[Dataset entries]
##############################

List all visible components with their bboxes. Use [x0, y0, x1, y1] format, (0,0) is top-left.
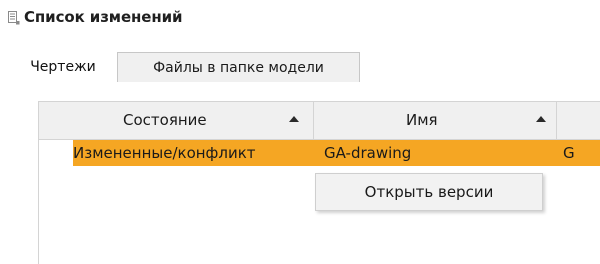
cell-name: GA-drawing — [324, 144, 412, 162]
column-header-state-label: Состояние — [123, 111, 207, 129]
tab-drawings[interactable]: Чертежи — [7, 52, 119, 82]
sort-ascending-icon — [536, 116, 546, 122]
column-header-name-label: Имя — [406, 111, 438, 129]
panel-title: Список изменений — [24, 8, 183, 26]
panel-header: Список изменений — [8, 7, 183, 27]
table-row[interactable]: Измененные/конфликт GA-drawing G — [39, 140, 600, 166]
menu-item-open-versions[interactable]: Открыть версии — [316, 174, 542, 210]
row-gutter — [39, 140, 73, 166]
tab-model-folder-files[interactable]: Файлы в папке модели — [117, 52, 360, 82]
cell-state: Измененные/конфликт — [73, 144, 256, 162]
column-header-name[interactable]: Имя — [314, 102, 557, 139]
tab-bar: Чертежи Файлы в папке модели — [0, 52, 600, 82]
table-header: Состояние Имя — [39, 102, 600, 140]
column-header-state[interactable]: Состояние — [39, 102, 314, 139]
cell-extra: G — [563, 144, 575, 162]
column-header-extra[interactable] — [557, 102, 600, 139]
change-list-panel: Список изменений Чертежи Файлы в папке м… — [0, 0, 600, 264]
list-document-icon — [8, 10, 20, 25]
sort-ascending-icon — [289, 116, 299, 122]
context-menu: Открыть версии — [315, 173, 543, 211]
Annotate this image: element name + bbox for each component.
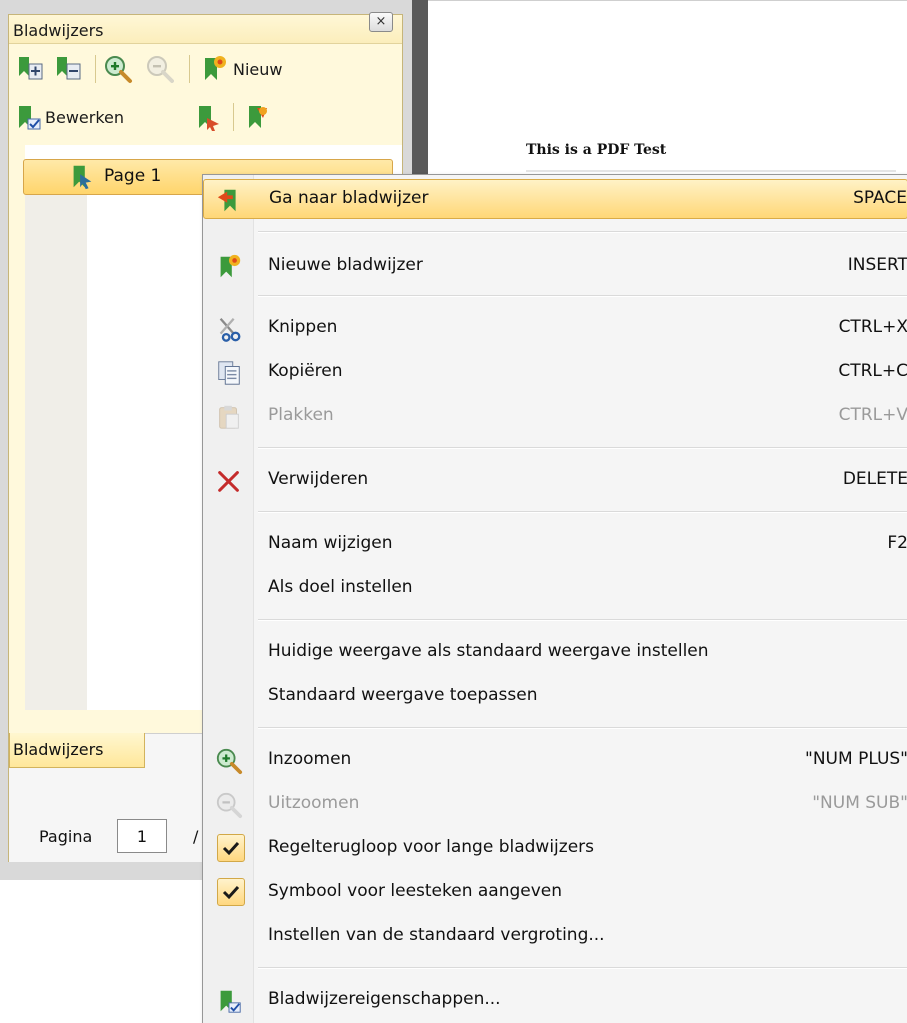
- menu-separator: [258, 967, 907, 969]
- menu-item-shortcut: "NUM SUB": [812, 793, 907, 813]
- panel-header: Bladwijzers: [9, 15, 402, 44]
- menu-item-shortcut: F2: [887, 533, 907, 553]
- scissors-icon: [219, 317, 241, 342]
- menu-item-label: Instellen van de standaard vergroting...: [268, 925, 605, 945]
- zoom-out-button[interactable]: [145, 53, 175, 85]
- menu-item-show-reading-symbol[interactable]: Symbool voor leesteken aangeven: [203, 873, 907, 913]
- menu-item-shortcut: INSERT: [847, 255, 907, 275]
- delete-bookmark-button[interactable]: [243, 101, 273, 133]
- checkmark-box: [217, 878, 245, 906]
- checkmark-box: [217, 834, 245, 862]
- menu-item-label: Regelterugloop voor lange bladwijzers: [268, 837, 595, 857]
- menu-item-shortcut: CTRL+V: [838, 405, 907, 425]
- zoom-in-icon: [216, 748, 243, 775]
- menu-item-label: Nieuwe bladwijzer: [268, 255, 423, 275]
- zoom-in-button[interactable]: [103, 53, 133, 85]
- checkmark-icon: [222, 885, 240, 900]
- zoom-in-icon: [105, 56, 132, 83]
- new-bookmark-label: Nieuw: [233, 59, 283, 79]
- menu-separator: [258, 619, 907, 621]
- menu-item-copy[interactable]: Kopiëren CTRL+C: [203, 353, 907, 393]
- menu-separator: [258, 231, 907, 233]
- menu-item-set-default-view[interactable]: Huidige weergave als standaard weergave …: [203, 633, 907, 673]
- bookmarks-toolbar-bottom: Bewerken: [9, 97, 402, 137]
- menu-item-label: Naam wijzigen: [268, 533, 393, 553]
- bookmark-properties-icon: [220, 990, 241, 1013]
- menu-separator: [258, 727, 907, 729]
- menu-item-label: Bladwijzereigenschappen...: [268, 989, 501, 1009]
- new-bookmark-button[interactable]: Nieuw: [199, 53, 282, 85]
- close-panel-button[interactable]: ×: [369, 12, 393, 32]
- collapse-all-button[interactable]: [53, 53, 83, 85]
- zoom-out-icon: [147, 56, 174, 83]
- menu-item-rename[interactable]: Naam wijzigen F2: [203, 525, 907, 565]
- tab-bookmarks[interactable]: Bladwijzers: [9, 733, 145, 768]
- move-bookmark-icon: [199, 106, 219, 131]
- collapse-all-icon: [57, 57, 81, 80]
- menu-item-delete[interactable]: Verwijderen DELETE: [203, 461, 907, 501]
- menu-item-label: Inzoomen: [268, 749, 352, 769]
- menu-item-shortcut: CTRL+X: [838, 317, 907, 337]
- page-separator: /: [193, 827, 199, 846]
- menu-item-new-bookmark[interactable]: Nieuwe bladwijzer INSERT: [203, 247, 907, 287]
- menu-item-label: Symbool voor leesteken aangeven: [268, 881, 563, 901]
- menu-item-shortcut: CTRL+C: [838, 361, 907, 381]
- move-bookmark-button[interactable]: [193, 101, 223, 133]
- menu-item-cut[interactable]: Knippen CTRL+X: [203, 309, 907, 349]
- menu-item-default-magnification[interactable]: Instellen van de standaard vergroting...: [203, 917, 907, 957]
- bookmarks-toolbar-top: Nieuw: [9, 49, 402, 89]
- context-menu: Ga naar bladwijzer SPACE Nieuwe bladwijz…: [202, 174, 907, 1023]
- checkmark-icon: [222, 841, 240, 856]
- copy-icon: [218, 361, 240, 385]
- toolbar-separator: [189, 55, 190, 83]
- menu-separator: [258, 511, 907, 513]
- expand-all-button[interactable]: [15, 53, 45, 85]
- expand-all-icon: [19, 57, 43, 80]
- menu-item-zoom-in[interactable]: Inzoomen "NUM PLUS": [203, 741, 907, 781]
- menu-item-label: Standaard weergave toepassen: [268, 685, 538, 705]
- edit-bookmark-button[interactable]: Bewerken: [13, 101, 124, 133]
- menu-item-label: Knippen: [268, 317, 338, 337]
- edit-bookmark-label: Bewerken: [45, 107, 125, 127]
- menu-item-bookmark-properties[interactable]: Bladwijzereigenschappen...: [203, 981, 907, 1021]
- delete-x-icon: [218, 471, 239, 492]
- menu-item-label: Verwijderen: [268, 469, 369, 489]
- menu-item-label: Uitzoomen: [268, 793, 360, 813]
- page-label: Pagina: [39, 827, 93, 846]
- toolbar-separator: [233, 103, 234, 131]
- menu-item-zoom-out[interactable]: Uitzoomen "NUM SUB": [203, 785, 907, 825]
- menu-item-label: Als doel instellen: [268, 577, 413, 597]
- menu-item-go-to-bookmark[interactable]: Ga naar bladwijzer SPACE: [203, 179, 907, 219]
- panel-title: Bladwijzers: [13, 21, 104, 40]
- menu-item-label: Huidige weergave als standaard weergave …: [268, 641, 709, 661]
- menu-item-label: Kopiëren: [268, 361, 343, 381]
- bookmark-tree-gutter: [25, 165, 87, 710]
- menu-item-label: Ga naar bladwijzer: [269, 188, 429, 208]
- zoom-out-icon: [216, 792, 243, 819]
- menu-separator: [258, 295, 907, 297]
- menu-item-shortcut: DELETE: [842, 469, 907, 489]
- menu-item-paste[interactable]: Plakken CTRL+V: [203, 397, 907, 437]
- menu-separator: [258, 447, 907, 449]
- bookmark-item-label: Page 1: [104, 166, 162, 186]
- delete-bookmark-icon: [249, 106, 267, 128]
- menu-item-label: Plakken: [268, 405, 334, 425]
- page-number-input[interactable]: 1: [117, 819, 167, 853]
- bookmark-icon: [73, 165, 92, 190]
- menu-item-shortcut: "NUM PLUS": [805, 749, 907, 769]
- tab-bookmarks-label: Bladwijzers: [13, 740, 104, 759]
- menu-item-apply-default-view[interactable]: Standaard weergave toepassen: [203, 677, 907, 717]
- toolbar-separator: [95, 55, 96, 83]
- go-to-bookmark-icon: [217, 189, 236, 212]
- document-text-line: [526, 170, 896, 172]
- new-bookmark-icon: [205, 56, 226, 80]
- edit-bookmark-icon: [19, 106, 41, 130]
- menu-item-wrap-long-bookmarks[interactable]: Regelterugloop voor lange bladwijzers: [203, 829, 907, 869]
- menu-item-shortcut: SPACE: [853, 188, 907, 208]
- new-bookmark-icon: [220, 254, 241, 278]
- menu-item-set-as-target[interactable]: Als doel instellen: [203, 569, 907, 609]
- paste-icon: [219, 405, 239, 429]
- document-title: This is a PDF Test: [526, 142, 667, 158]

##############################

- [Set exercise] Render the part of the records above that opens with the line containing "- menu-separator: [258, 967, 907, 969]" and closes with the line containing "- bookmark-properties-icon: [220, 990, 241, 1013]" as a numbered list, leaving out blank lines. Include only those lines.

- [Solved exercise]
1. - menu-separator: [258, 967, 907, 969]
2. - menu-item-shortcut: "NUM SUB": [812, 793, 907, 813]
3. - panel-header: Bladwijzers: [9, 15, 402, 44]
4. - menu-item-shortcut: F2: [887, 533, 907, 553]
5. - scissors-icon: [219, 317, 241, 342]
6. - menu-item-label: Instellen van de standaard vergroting...: [268, 925, 605, 945]
7. - zoom-out-button[interactable]: [145, 53, 175, 85]
8. - menu-item-show-reading-symbol[interactable]: Symbool voor leesteken aangeven: [203, 873, 907, 913]
9. - menu-item-shortcut: INSERT: [847, 255, 907, 275]
10. - delete-bookmark-button[interactable]: [243, 101, 273, 133]
11. - checkmark-box: [217, 878, 245, 906]
12. - checkmark-box: [217, 834, 245, 862]
13. - menu-item-label: Regelterugloop voor lange bladwijzers: [268, 837, 595, 857]
14. - menu-item-shortcut: CTRL+V: [838, 405, 907, 425]
15. - zoom-in-icon: [216, 748, 243, 775]
16. - menu-item-label: Nieuwe bladwijzer: [268, 255, 423, 275]
17. - zoom-in-button[interactable]: [103, 53, 133, 85]
18. - checkmark-icon: [222, 885, 240, 900]
19. - zoom-in-icon: [105, 56, 132, 83]
20. - new-bookmark-label: Nieuw: [233, 59, 283, 79]
21. - menu-separator: [258, 619, 907, 621]
22. - menu-item-copy[interactable]: Kopiëren CTRL+C: [203, 353, 907, 393]
23. - menu-separator: [258, 231, 907, 233]
24. - menu-item-set-default-view[interactable]: Huidige weergave als standaard weergave …: [203, 633, 907, 673]
25. - bookmarks-toolbar-bottom: Bewerken: [9, 97, 402, 137]
26. - menu-item-label: Naam wijzigen: [268, 533, 393, 553]
27. - bookmark-properties-icon: [220, 990, 241, 1013]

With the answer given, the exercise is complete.